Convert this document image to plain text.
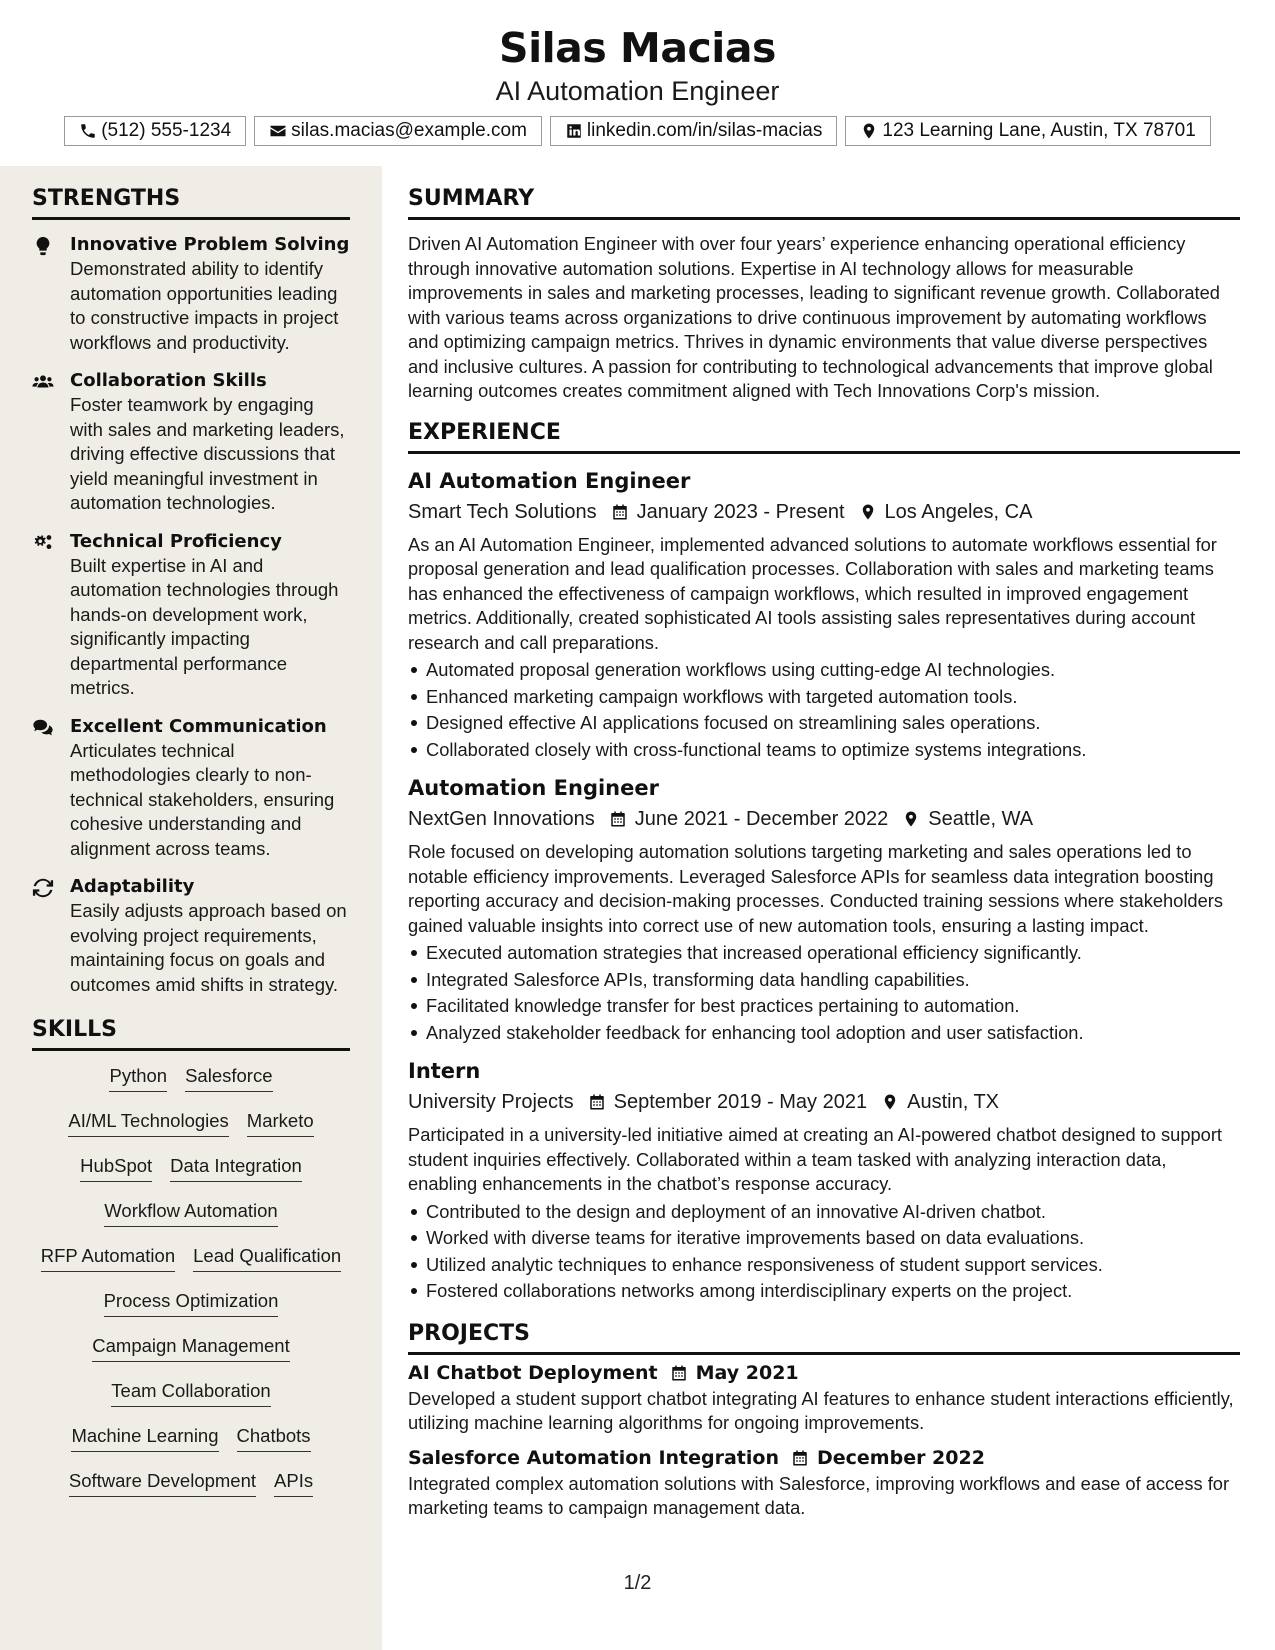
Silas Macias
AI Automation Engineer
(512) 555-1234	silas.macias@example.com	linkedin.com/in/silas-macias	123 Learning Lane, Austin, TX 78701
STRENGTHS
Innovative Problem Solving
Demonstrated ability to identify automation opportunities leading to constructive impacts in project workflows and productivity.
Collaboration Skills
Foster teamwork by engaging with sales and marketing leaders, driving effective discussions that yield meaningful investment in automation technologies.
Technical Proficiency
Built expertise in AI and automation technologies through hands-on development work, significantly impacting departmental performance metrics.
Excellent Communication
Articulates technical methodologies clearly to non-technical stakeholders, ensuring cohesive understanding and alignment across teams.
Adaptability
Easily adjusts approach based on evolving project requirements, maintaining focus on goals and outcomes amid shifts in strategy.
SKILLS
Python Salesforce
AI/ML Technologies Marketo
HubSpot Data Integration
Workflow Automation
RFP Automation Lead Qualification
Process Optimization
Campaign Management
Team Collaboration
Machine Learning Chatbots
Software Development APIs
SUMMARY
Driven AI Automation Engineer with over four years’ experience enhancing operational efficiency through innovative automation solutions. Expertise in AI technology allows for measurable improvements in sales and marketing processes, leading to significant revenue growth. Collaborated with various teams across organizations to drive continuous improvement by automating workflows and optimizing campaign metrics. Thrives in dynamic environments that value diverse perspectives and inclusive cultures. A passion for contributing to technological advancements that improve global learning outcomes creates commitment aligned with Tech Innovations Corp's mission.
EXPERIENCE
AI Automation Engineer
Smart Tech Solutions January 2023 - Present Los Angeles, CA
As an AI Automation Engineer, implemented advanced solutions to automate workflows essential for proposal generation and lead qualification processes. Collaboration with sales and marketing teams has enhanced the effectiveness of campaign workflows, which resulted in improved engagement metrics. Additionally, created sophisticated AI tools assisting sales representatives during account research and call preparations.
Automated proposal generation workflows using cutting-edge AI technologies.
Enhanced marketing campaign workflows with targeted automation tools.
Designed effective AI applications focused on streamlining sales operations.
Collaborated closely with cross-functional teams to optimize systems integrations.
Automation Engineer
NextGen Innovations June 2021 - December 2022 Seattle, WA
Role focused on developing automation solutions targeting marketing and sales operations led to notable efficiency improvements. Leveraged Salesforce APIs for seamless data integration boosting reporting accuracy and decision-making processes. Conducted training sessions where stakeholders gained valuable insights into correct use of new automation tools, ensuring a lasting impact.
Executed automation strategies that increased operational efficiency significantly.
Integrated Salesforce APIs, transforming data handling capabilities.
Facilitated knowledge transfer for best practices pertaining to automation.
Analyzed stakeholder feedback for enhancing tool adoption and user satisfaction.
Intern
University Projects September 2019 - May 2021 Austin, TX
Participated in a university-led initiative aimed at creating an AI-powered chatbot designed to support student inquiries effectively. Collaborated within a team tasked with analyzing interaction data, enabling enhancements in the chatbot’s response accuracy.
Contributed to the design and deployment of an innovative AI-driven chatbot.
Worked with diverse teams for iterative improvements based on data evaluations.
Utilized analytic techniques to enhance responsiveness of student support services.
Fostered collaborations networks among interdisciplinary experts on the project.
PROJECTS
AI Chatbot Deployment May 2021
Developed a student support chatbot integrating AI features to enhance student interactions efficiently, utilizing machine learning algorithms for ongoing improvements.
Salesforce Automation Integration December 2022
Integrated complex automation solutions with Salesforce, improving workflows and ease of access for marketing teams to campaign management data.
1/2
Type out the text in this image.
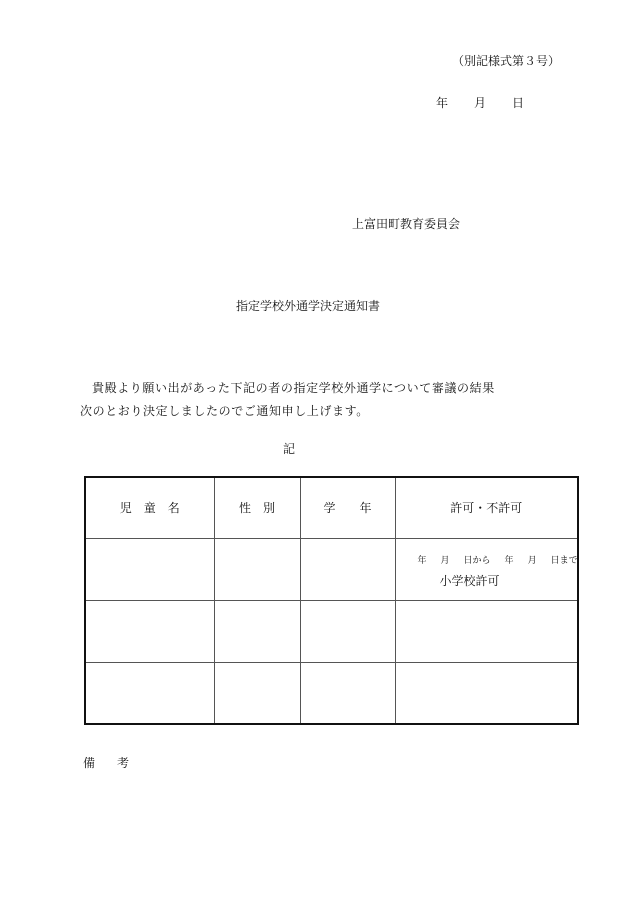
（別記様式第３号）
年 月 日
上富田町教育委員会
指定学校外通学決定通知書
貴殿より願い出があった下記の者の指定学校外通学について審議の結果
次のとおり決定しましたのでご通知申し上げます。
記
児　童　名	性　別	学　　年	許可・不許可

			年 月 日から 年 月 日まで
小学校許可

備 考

========================

## WORK TO DO
Write out the data precisely as given, excluding the pictures.

## ANSWER FOR THE TASK
Convert this document image to plain text.
Silas Macias
AI Automation Engineer
(512) 555-1234	silas.macias@example.com	linkedin.com/in/silas-macias	123 Learning Lane, Austin, TX 78701
STRENGTHS
Innovative Problem Solving
Demonstrated ability to identify automation opportunities leading to constructive impacts in project workflows and productivity.
Collaboration Skills
Foster teamwork by engaging with sales and marketing leaders, driving effective discussions that yield meaningful investment in automation technologies.
Technical Proficiency
Built expertise in AI and automation technologies through hands-on development work, significantly impacting departmental performance metrics.
Excellent Communication
Articulates technical methodologies clearly to non-technical stakeholders, ensuring cohesive understanding and alignment across teams.
Adaptability
Easily adjusts approach based on evolving project requirements, maintaining focus on goals and outcomes amid shifts in strategy.
SKILLS
Python Salesforce
AI/ML Technologies Marketo
HubSpot Data Integration
Workflow Automation
RFP Automation Lead Qualification
Process Optimization
Campaign Management
Team Collaboration
Machine Learning Chatbots
Software Development APIs
SUMMARY
Driven AI Automation Engineer with over four years’ experience enhancing operational efficiency through innovative automation solutions. Expertise in AI technology allows for measurable improvements in sales and marketing processes, leading to significant revenue growth. Collaborated with various teams across organizations to drive continuous improvement by automating workflows and optimizing campaign metrics. Thrives in dynamic environments that value diverse perspectives and inclusive cultures. A passion for contributing to technological advancements that improve global learning outcomes creates commitment aligned with Tech Innovations Corp's mission.
EXPERIENCE
AI Automation Engineer
Smart Tech Solutions January 2023 - Present Los Angeles, CA
As an AI Automation Engineer, implemented advanced solutions to automate workflows essential for proposal generation and lead qualification processes. Collaboration with sales and marketing teams has enhanced the effectiveness of campaign workflows, which resulted in improved engagement metrics. Additionally, created sophisticated AI tools assisting sales representatives during account research and call preparations.
Automated proposal generation workflows using cutting-edge AI technologies.
Enhanced marketing campaign workflows with targeted automation tools.
Designed effective AI applications focused on streamlining sales operations.
Collaborated closely with cross-functional teams to optimize systems integrations.
Automation Engineer
NextGen Innovations June 2021 - December 2022 Seattle, WA
Role focused on developing automation solutions targeting marketing and sales operations led to notable efficiency improvements. Leveraged Salesforce APIs for seamless data integration boosting reporting accuracy and decision-making processes. Conducted training sessions where stakeholders gained valuable insights into correct use of new automation tools, ensuring a lasting impact.
Executed automation strategies that increased operational efficiency significantly.
Integrated Salesforce APIs, transforming data handling capabilities.
Facilitated knowledge transfer for best practices pertaining to automation.
Analyzed stakeholder feedback for enhancing tool adoption and user satisfaction.
Intern
University Projects September 2019 - May 2021 Austin, TX
Participated in a university-led initiative aimed at creating an AI-powered chatbot designed to support student inquiries effectively. Collaborated within a team tasked with analyzing interaction data, enabling enhancements in the chatbot’s response accuracy.
Contributed to the design and deployment of an innovative AI-driven chatbot.
Worked with diverse teams for iterative improvements based on data evaluations.
Utilized analytic techniques to enhance responsiveness of student support services.
Fostered collaborations networks among interdisciplinary experts on the project.
PROJECTS
AI Chatbot Deployment May 2021
Developed a student support chatbot integrating AI features to enhance student interactions efficiently, utilizing machine learning algorithms for ongoing improvements.
Salesforce Automation Integration December 2022
Integrated complex automation solutions with Salesforce, improving workflows and ease of access for marketing teams to campaign management data.
1/2
Type out the text in this image.
（別記様式第３号）
年 月 日
上富田町教育委員会
指定学校外通学決定通知書
貴殿より願い出があった下記の者の指定学校外通学について審議の結果
次のとおり決定しましたのでご通知申し上げます。
記
児　童　名	性　別	学　　年	許可・不許可

			年 月 日から 年 月 日まで
小学校許可

備 考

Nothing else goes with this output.